(Extracted data entries)
• • •
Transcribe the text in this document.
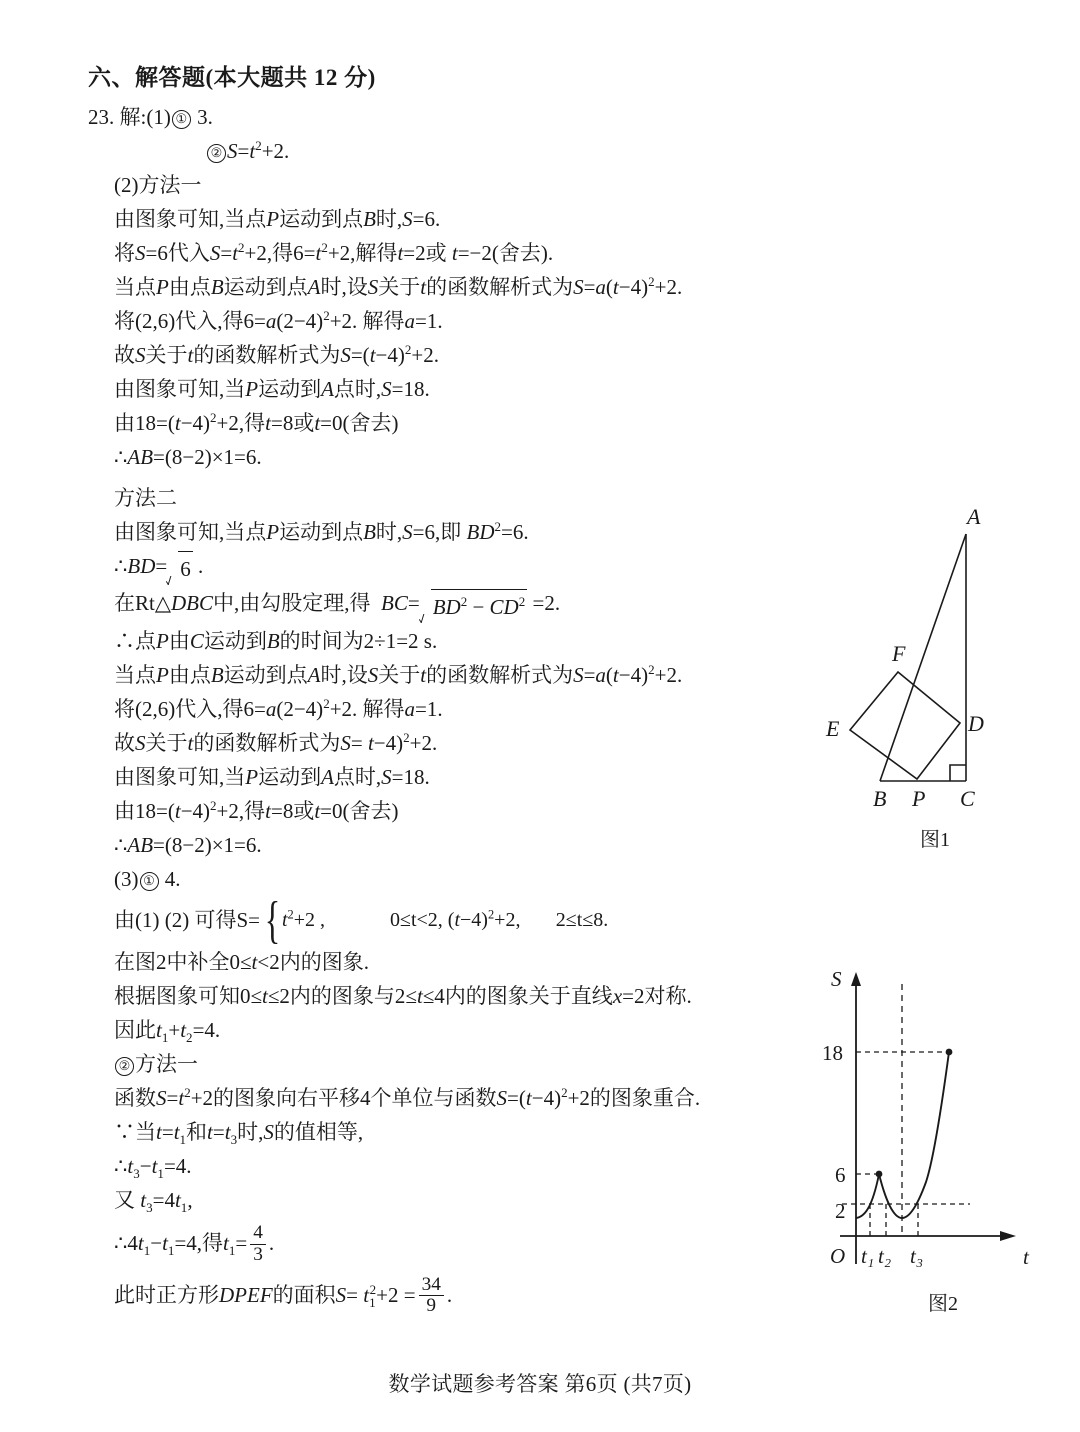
六、解答题(本大题共 12 分)
23. 解:(1) ① 3.
② $S=t^2+2$.
(2)方法一
由图象可知,当点P运动到点B时,S=6.
将S=6代入$S=t^2+2$,得$6=t^2+2$,解得t=2或 t=−2(舍去).
当点P由点B运动到点A时,设S关于t的函数解析式为$S=a(t-4)^2+2$.
将(2,6)代入,得$6=a(2-4)^2+2$. 解得a=1.
故S关于t的函数解析式为$S=(t-4)^2+2$.
由图象可知,当P运动到A点时,S=18.
由$18=(t-4)^2+2$,得t=8或t=0(舍去)
∴AB=(8−2)×1=6.
方法二
由图象可知,当点P运动到点B时,S=6,即 $BD^2=6$.
∴BD= 6 .
在Rt△DBC中,由勾股定理,得  $BC= BD^2 - CD^2 =2$.
∴点P由C运动到B的时间为2÷1=2 s.
当点P由点B运动到点A时,设S关于t的函数解析式为$S=a(t-4)^2+2$.
将(2,6)代入,得$6=a(2-4)^2+2$. 解得a=1.
故S关于t的函数解析式为S= t−4)$^2$+2.
由图象可知,当P运动到A点时,S=18.
由$18=(t-4)^2+2$,得t=8或t=0(舍去)
∴AB=(8−2)×1=6.
(3) ① 4.
由(1) (2) 可得S= { $t^2+2$ ,	0≤t<2, $(t-4)^2+2$, 2≤t≤8.
在图2中补全0≤t<2内的图象.
根据图象可知0≤t≤2内的图象与2≤t≤4内的图象关于直线x=2对称.
因此$t_1+t_2=4$.
② 方法一
函数$S=t^2+2$的图象向右平移4个单位与函数$S=(t-4)^2+2$的图象重合.
∵当$t=t_1$和$t=t_3$时,S的值相等,
$\therefore t_3-t_1=4$.
又 $t_3=4t_1$,
$\therefore 4t_1-t_1=4$,得$t_1= \frac{4}{3}$ .
此时正方形DPEF的面积$S= t_1^2+2 = \frac{34}{9}$ .
A
B	C
D
E
F
P
图1
S
t
O
18
6
2
t₁ t₂ t₃
图2
数学试题参考答案 第6页 (共7页)
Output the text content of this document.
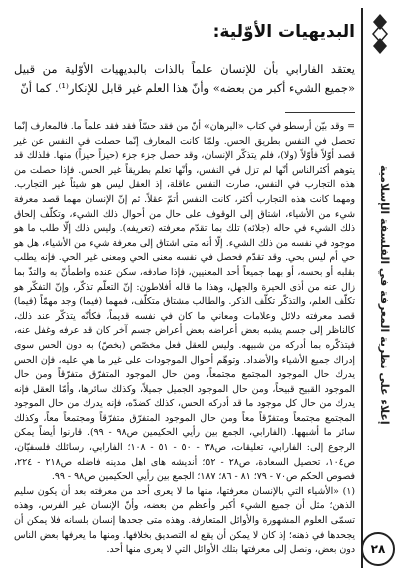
إعلاء على نظرية المعرفة في الفلسفة الإسلامية
٢٨
البديهيات الأوّلية:
يعتقد الفارابي بأن للإنسان علماً بالذات بالبديهيات الأوّلية من قبيل «جميع الشيء أكبر من بعضه» وأنّ هذا العلم غير قابل للإنكار⁽¹⁾. كما أنّ

= وقد بيّن أرسطو في كتاب «البرهان» أنّ من فقد حسّاً فقد فقد علماً ما. فالمعارف إنّما تحصل في النفس بطريق الحس. ولمّا كانت المعارف إنّما حصلت في النفس عن غير قصد أوّلاً فأوّلاً (ولا)، فلم يتذكّر الإنسان، وقد حصل جزء جزء (حيزاً حيزاً) منها. فلذلك قد يتوهم أكثرالناس أنّها لم تزل في النفس، وأنّها تعلم بطريقاً غير الحس. فإذا حصلت من هذه التجارب في النفس، صارت النفس عاقلة، إذ العقل ليس هو شيئاً غير التجارب. ومهما كانت هذه التجارب أكثر، كانت النفس أتمّ عقلاً. ثم إنّ الإنسان مهما قصد معرفة شيء من الأشياء، اشتاق إلى الوقوف على حال من أحوال ذلك الشيء، وتكلّف إلحاق ذلك الشيء في حاله (جلائه) تلك بما تقدّم معرفته (تعريفه). وليس ذلك إلّا طلب ما هو موجود في نفسه من ذلك الشيء. إلّا أنه متى اشتاق إلى معرفة شيء من الأشياء، هل هو حي أم ليس بحي. وقد تقدّم فحصل في نفسه معنى الحي ومعنى غير الحي. فإنه يطلب بقلبه أو بحسه، أو بهما جميعاً أحد المعنيين، فإذا صادفه، سكن عنده واطمأنّ به والتذّ بما زال عنه من أذى الحيرة والجهل، وهذا ما قاله أفلاطون: إنّ التعلّم تذكّر، وإنّ التفكّر هو تكلّف العلم، والتذكّر تكلّف الذكر. والطالب مشتاق متكلّف، فمهما (فيما) وجد مهمّاً (فيما) قصد معرفته دلائل وعلامات ومعاني ما كان في نفسه قديماً، فكأنّه يتذكّر عند ذلك، كالناظر إلى جسم يشبه بعض أعراضه بعض أعراض جسم آخر كان قد عرفه وغفل عنه، فيتذكّره بما أدركه من شبيهه. وليس للعقل فعل مخصّص (بخصّ) به دون الحس سوى إدراك جميع الأشياء والأضداد. وتوهّم أحوال الموجودات على غير ما هي عليه، فإن الحس يدرك حال الموجود المجتمع مجتمعاً، ومن حال الموجود المتفرّق متفرّقاً ومن حال الموجود القبيح قبيحاً، ومن حال الموجود الجميل جميلاً، وكذلك سائرها، وأمّا العقل فإنه يدرك من حال كل موجود ما قد أدركه الحس، كذلك كضدّه، فإنه يدرك من حال الموجود المجتمع مجتمعاً ومتفرّقاً معاً ومن حال الموجود المتفرّق متفرّقاً ومجتمعاً معاً، وكذلك سائر ما أشبهها. (الفارابي، الجمع بين رأيي الحكيمين ص٩٨ - ٩٩). قارنوا أيضاً يمكن الرجوع إلى: الفارابي، تعليقات، ص٣٨ - ٥٠ - ٥١ - ١٠٨؛ الفارابي، رسائلك فلسفيّان، ص١٠٤، تحصيل السعادة، ص٢٨ - ٥٢؛ أندیشه هاى اهل مدينه فاضله ص٢١٨ - ٢٢٤، فصوص الحكم ص٧٠ - ٧٩؛ ٨١ - ٨٦؛ ١٨٧؛ الجمع بين رأيي الحكيمين ص٩٨ - ٩٩.

(١) «الأشياء التي بالإنسان معرفتها، منها ما لا يعرى أحد من معرفته بعد أن يكون سليم الذهن؛ مثل أن جميع الشيء أكبر وأعظم من بعضه، وأنّ الإنسان غير الفرس، وهذه تسمّى العلوم المشهورة والأوائل المتعارفة. وهذه متى جحدها إنسان بلسانه فلا يمكن أن يجحدها في ذهنه؛ إذ كان لا يمكن أن يقع له التصديق بخلافها. ومنها ما يعرفها بعض الناس دون بعض، ونصل إلى معرفتها بتلك الأوائل التي لا يعرى منها أحد.
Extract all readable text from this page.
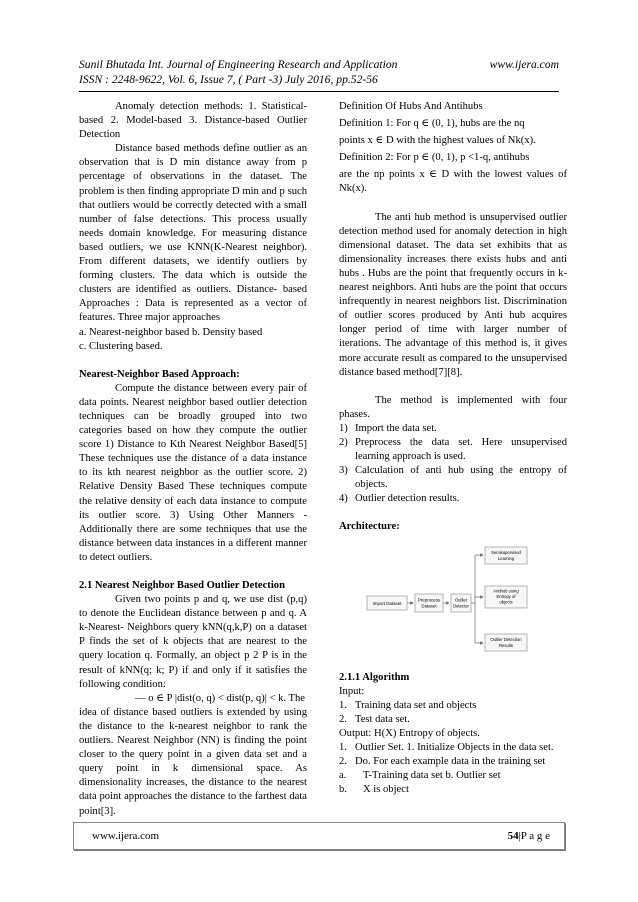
Sunil Bhutada Int. Journal of Engineering Research and Application	www.ijera.com
ISSN : 2248-9622, Vol. 6, Issue 7, ( Part -3) July 2016, pp.52-56

Anomaly detection methods: 1. Statistical- based 2. Model-based 3. Distance-based Outlier Detection

Distance based methods define outlier as an observation that is D min distance away from p percentage of observations in the dataset. The problem is then finding appropriate D min and p such that outliers would be correctly detected with a small number of false detections. This process usually needs domain knowledge. For measuring distance based outliers, we use KNN(K-Nearest neighbor). From different datasets, we identify outliers by forming clusters. The data which is outside the clusters are identified as outliers. Distance- based Approaches : Data is represented as a vector of features. Three major approaches

a. Nearest-neighbor based b. Density based

c. Clustering based.

Nearest-Neighbor Based Approach:

Compute the distance between every pair of data points. Nearest neighbor based outlier detection techniques can be broadly grouped into two categories based on how they compute the outlier score 1) Distance to Kth Nearest Neighbor Based[5] These techniques use the distance of a data instance to its kth nearest neighbor as the outlier score. 2) Relative Density Based These techniques compute the relative density of each data instance to compute its outlier score. 3) Using Other Manners - Additionally there are some techniques that use the distance between data instances in a different manner to detect outliers.

2.1 Nearest Neighbor Based Outlier Detection

Given two points p and q, we use dist (p,q) to denote the Euclidean distance between p and q. A k-Nearest- Neighbors query kNN(q,k,P) on a dataset P finds the set of k objects that are nearest to the query location q. Formally, an object p 2 P is in the result of kNN(q; k; P) if and only if it satisfies the following condition:

— o ∈ P |dist(o, q) < dist(p, q)| < k. The

idea of distance based outliers is extended by using the distance to the k-nearest neighbor to rank the outliers. Nearest Neighbor (NN) is finding the point closer to the query point in a given data set and a query point in k dimensional space. As dimensionality increases, the distance to the nearest data point approaches the distance to the farthest data point[3].

Definition Of Hubs And Antihubs

Definition 1: For q ∈ (0, 1), hubs are the nq

points x ∈ D with the highest values of Nk(x).

Definition 2: For p ∈ (0, 1), p <1-q, antihubs

are the np points x ∈ D with the lowest values of Nk(x).

The anti hub method is unsupervised outlier detection method used for anomaly detection in high dimensional dataset. The data set exhibits that as dimensionality increases there exists hubs and anti hubs . Hubs are the point that frequently occurs in k-nearest neighbors. Anti hubs are the point that occurs infrequently in nearest neighbors list. Discrimination of outlier scores produced by Anti hub acquires longer period of time with larger number of iterations. The advantage of this method is, it gives more accurate result as compared to the unsupervised distance based method[7][8].

The method is implemented with four phases.

1) Import the data set.
2) Preprocess the data set. Here unsupervised learning approach is used.
3) Calculation of anti hub using the entropy of objects.
4) Outlier detection results.

Architecture:

Import Dataset
Preprocess
Dataset
Outlier
Detector
Semisupervised
Learning
Antihub using
Entropy of
objects
Outlier Detection
Results

2.1.1 Algorithm

Input:

1. Training data set and objects
2. Test data set.

Output: H(X) Entropy of objects.

1. Outlier Set. 1. Initialize Objects in the data set.
2. Do. For each example data in the training set
a.	T-Training data set b. Outlier set
b.	X is object
www.ijera.com	54|P a g e
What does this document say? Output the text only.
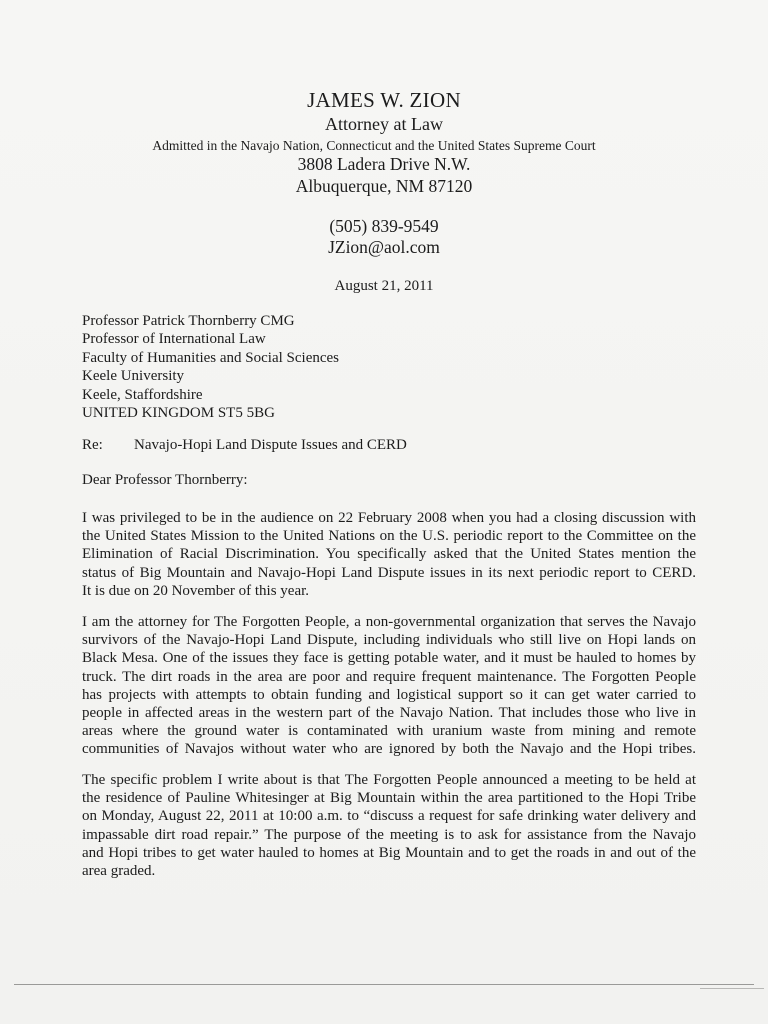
JAMES W. ZION
Attorney at Law
Admitted in the Navajo Nation, Connecticut and the United States Supreme Court
3808 Ladera Drive N.W.
Albuquerque, NM 87120
(505) 839-9549
JZion@aol.com
August 21, 2011
Professor Patrick Thornberry CMG
Professor of International Law
Faculty of Humanities and Social Sciences
Keele University
Keele, Staffordshire
UNITED KINGDOM ST5 5BG
Re: Navajo-Hopi Land Dispute Issues and CERD
Dear Professor Thornberry:
I was privileged to be in the audience on 22 February 2008 when you had a closing discussion with
the United States Mission to the United Nations on the U.S. periodic report to the Committee on the
Elimination of Racial Discrimination. You specifically asked that the United States mention the
status of Big Mountain and Navajo-Hopi Land Dispute issues in its next periodic report to CERD.
It is due on 20 November of this year.
I am the attorney for The Forgotten People, a non-governmental organization that serves the Navajo
survivors of the Navajo-Hopi Land Dispute, including individuals who still live on Hopi lands on
Black Mesa. One of the issues they face is getting potable water, and it must be hauled to homes by
truck. The dirt roads in the area are poor and require frequent maintenance. The Forgotten People
has projects with attempts to obtain funding and logistical support so it can get water carried to
people in affected areas in the western part of the Navajo Nation. That includes those who live in
areas where the ground water is contaminated with uranium waste from mining and remote
communities of Navajos without water who are ignored by both the Navajo and the Hopi tribes.
The specific problem I write about is that The Forgotten People announced a meeting to be held at
the residence of Pauline Whitesinger at Big Mountain within the area partitioned to the Hopi Tribe
on Monday, August 22, 2011 at 10:00 a.m. to “discuss a request for safe drinking water delivery and
impassable dirt road repair.” The purpose of the meeting is to ask for assistance from the Navajo
and Hopi tribes to get water hauled to homes at Big Mountain and to get the roads in and out of the
area graded.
• • •
What this task involves: Show each line in the entries that holds the string "العلم".

Reply:
يعتقد الفارابي بأن للإنسان علماً بالذات بالبديهيات الأوّلية من قبيل «جميع الشيء أكبر من بعضه» وأنّ هذا العلم غير قابل للإنكار⁽¹⁾. كما أنّ
= وقد بيّن أرسطو في كتاب «البرهان» أنّ من فقد حسّاً فقد فقد علماً ما. فالمعارف إنّما تحصل في النفس بطريق الحس. ولمّا كانت المعارف إنّما حصلت في النفس عن غير قصد أوّلاً فأوّلاً (ولا)، فلم يتذكّر الإنسان، وقد حصل جزء جزء (حيزاً حيزاً) منها. فلذلك قد يتوهم أكثرالناس أنّها لم تزل في النفس، وأنّها تعلم بطريقاً غير الحس. فإذا حصلت من هذه التجارب في النفس، صارت النفس عاقلة، إذ العقل ليس هو شيئاً غير التجارب. ومهما كانت هذه التجارب أكثر، كانت النفس أتمّ عقلاً. ثم إنّ الإنسان مهما قصد معرفة شيء من الأشياء، اشتاق إلى الوقوف على حال من أحوال ذلك الشيء، وتكلّف إلحاق ذلك الشيء في حاله (جلائه) تلك بما تقدّم معرفته (تعريفه). وليس ذلك إلّا طلب ما هو موجود في نفسه من ذلك الشيء. إلّا أنه متى اشتاق إلى معرفة شيء من الأشياء، هل هو حي أم ليس بحي. وقد تقدّم فحصل في نفسه معنى الحي ومعنى غير الحي. فإنه يطلب بقلبه أو بحسه، أو بهما جميعاً أحد المعنيين، فإذا صادفه، سكن عنده واطمأنّ به والتذّ بما زال عنه من أذى الحيرة والجهل، وهذا ما قاله أفلاطون: إنّ التعلّم تذكّر، وإنّ التفكّر هو تكلّف العلم، والتذكّر تكلّف الذكر. والطالب مشتاق متكلّف، فمهما (فيما) وجد مهمّاً (فيما) قصد معرفته دلائل وعلامات ومعاني ما كان في نفسه قديماً، فكأنّه يتذكّر عند ذلك، كالناظر إلى جسم يشبه بعض أعراضه بعض أعراض جسم آخر كان قد عرفه وغفل عنه، فيتذكّره بما أدركه من شبيهه. وليس للعقل فعل مخصّص (بخصّ) به دون الحس سوى إدراك جميع الأشياء والأضداد. وتوهّم أحوال الموجودات على غير ما هي عليه، فإن الحس يدرك حال الموجود المجتمع مجتمعاً، ومن حال الموجود المتفرّق متفرّقاً ومن حال الموجود القبيح قبيحاً، ومن حال الموجود الجميل جميلاً، وكذلك سائرها، وأمّا العقل فإنه يدرك من حال كل موجود ما قد أدركه الحس، كذلك كضدّه، فإنه يدرك من حال الموجود المجتمع مجتمعاً ومتفرّقاً معاً ومن حال الموجود المتفرّق متفرّقاً ومجتمعاً معاً، وكذلك سائر ما أشبهها. (الفارابي، الجمع بين رأيي الحكيمين ص٩٨ - ٩٩). قارنوا أيضاً يمكن الرجوع إلى: الفارابي، تعليقات، ص٣٨ - ٥٠ - ٥١ - ١٠٨؛ الفارابي، رسائلك فلسفيّان، ص١٠٤، تحصيل السعادة، ص٢٨ - ٥٢؛ أندیشه هاى اهل مدينه فاضله ص٢١٨ - ٢٢٤، فصوص الحكم ص٧٠ - ٧٩؛ ٨١ - ٨٦؛ ١٨٧؛ الجمع بين رأيي الحكيمين ص٩٨ - ٩٩.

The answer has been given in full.